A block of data
--*--

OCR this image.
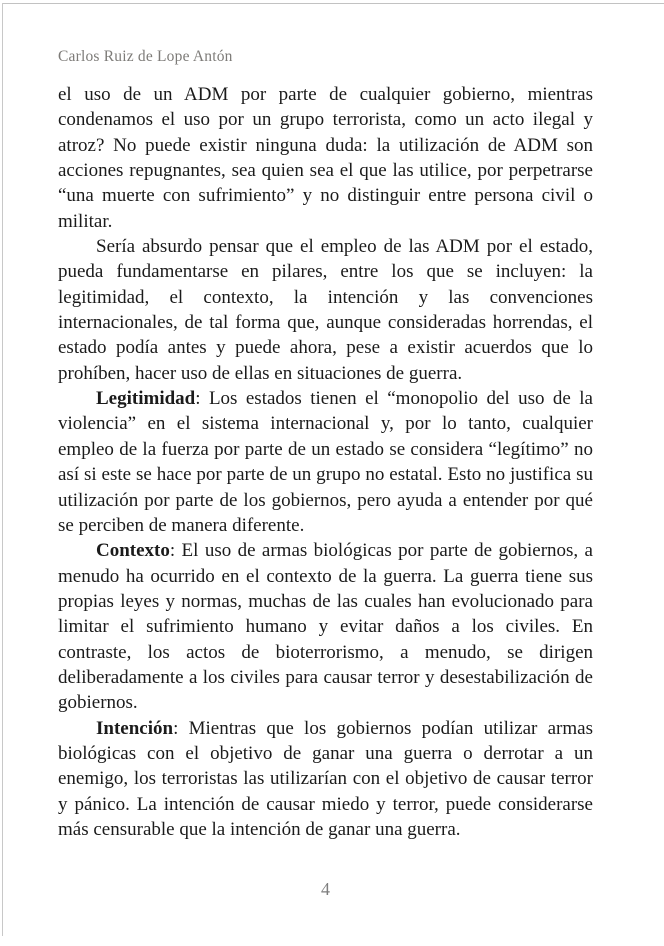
Carlos Ruiz de Lope Antón

el uso de un ADM por parte de cualquier gobierno, mientras condenamos el uso por un grupo terrorista, como un acto ilegal y atroz? No puede existir ninguna duda: la utilización de ADM son acciones repugnantes, sea quien sea el que las utilice, por perpetrarse “una muerte con sufrimiento” y no distinguir entre persona civil o militar.

Sería absurdo pensar que el empleo de las ADM por el estado, pueda fundamentarse en pilares, entre los que se incluyen: la legitimidad, el contexto, la intención y las convenciones internacionales, de tal forma que, aunque consideradas horrendas, el estado podía antes y puede ahora, pese a existir acuerdos que lo prohíben, hacer uso de ellas en situaciones de guerra.

Legitimidad: Los estados tienen el “monopolio del uso de la violencia” en el sistema internacional y, por lo tanto, cualquier empleo de la fuerza por parte de un estado se considera “legítimo” no así si este se hace por parte de un grupo no estatal. Esto no justifica su utilización por parte de los gobiernos, pero ayuda a entender por qué se perciben de manera diferente.

Contexto: El uso de armas biológicas por parte de gobiernos, a menudo ha ocurrido en el contexto de la guerra. La guerra tiene sus propias leyes y normas, muchas de las cuales han evolucionado para limitar el sufrimiento humano y evitar daños a los civiles. En contraste, los actos de bioterrorismo, a menudo, se dirigen deliberadamente a los civiles para causar terror y desestabilización de gobiernos.

Intención: Mientras que los gobiernos podían utilizar armas biológicas con el objetivo de ganar una guerra o derrotar a un enemigo, los terroristas las utilizarían con el objetivo de causar terror y pánico. La intención de causar miedo y terror, puede considerarse más censurable que la intención de ganar una guerra.

4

--*--

The exercise —
Exclude the pictures and transcribe all of the entries exactly.

Written response —
OCR this image.
Carlos Ruiz de Lope Antón

el uso de un ADM por parte de cualquier gobierno, mientras condenamos el uso por un grupo terrorista, como un acto ilegal y atroz? No puede existir ninguna duda: la utilización de ADM son acciones repugnantes, sea quien sea el que las utilice, por perpetrarse “una muerte con sufrimiento” y no distinguir entre persona civil o militar.

Sería absurdo pensar que el empleo de las ADM por el estado, pueda fundamentarse en pilares, entre los que se incluyen: la legitimidad, el contexto, la intención y las convenciones internacionales, de tal forma que, aunque consideradas horrendas, el estado podía antes y puede ahora, pese a existir acuerdos que lo prohíben, hacer uso de ellas en situaciones de guerra.

Legitimidad: Los estados tienen el “monopolio del uso de la violencia” en el sistema internacional y, por lo tanto, cualquier empleo de la fuerza por parte de un estado se considera “legítimo” no así si este se hace por parte de un grupo no estatal. Esto no justifica su utilización por parte de los gobiernos, pero ayuda a entender por qué se perciben de manera diferente.

Contexto: El uso de armas biológicas por parte de gobiernos, a menudo ha ocurrido en el contexto de la guerra. La guerra tiene sus propias leyes y normas, muchas de las cuales han evolucionado para limitar el sufrimiento humano y evitar daños a los civiles. En contraste, los actos de bioterrorismo, a menudo, se dirigen deliberadamente a los civiles para causar terror y desestabilización de gobiernos.

Intención: Mientras que los gobiernos podían utilizar armas biológicas con el objetivo de ganar una guerra o derrotar a un enemigo, los terroristas las utilizarían con el objetivo de causar terror y pánico. La intención de causar miedo y terror, puede considerarse más censurable que la intención de ganar una guerra.

4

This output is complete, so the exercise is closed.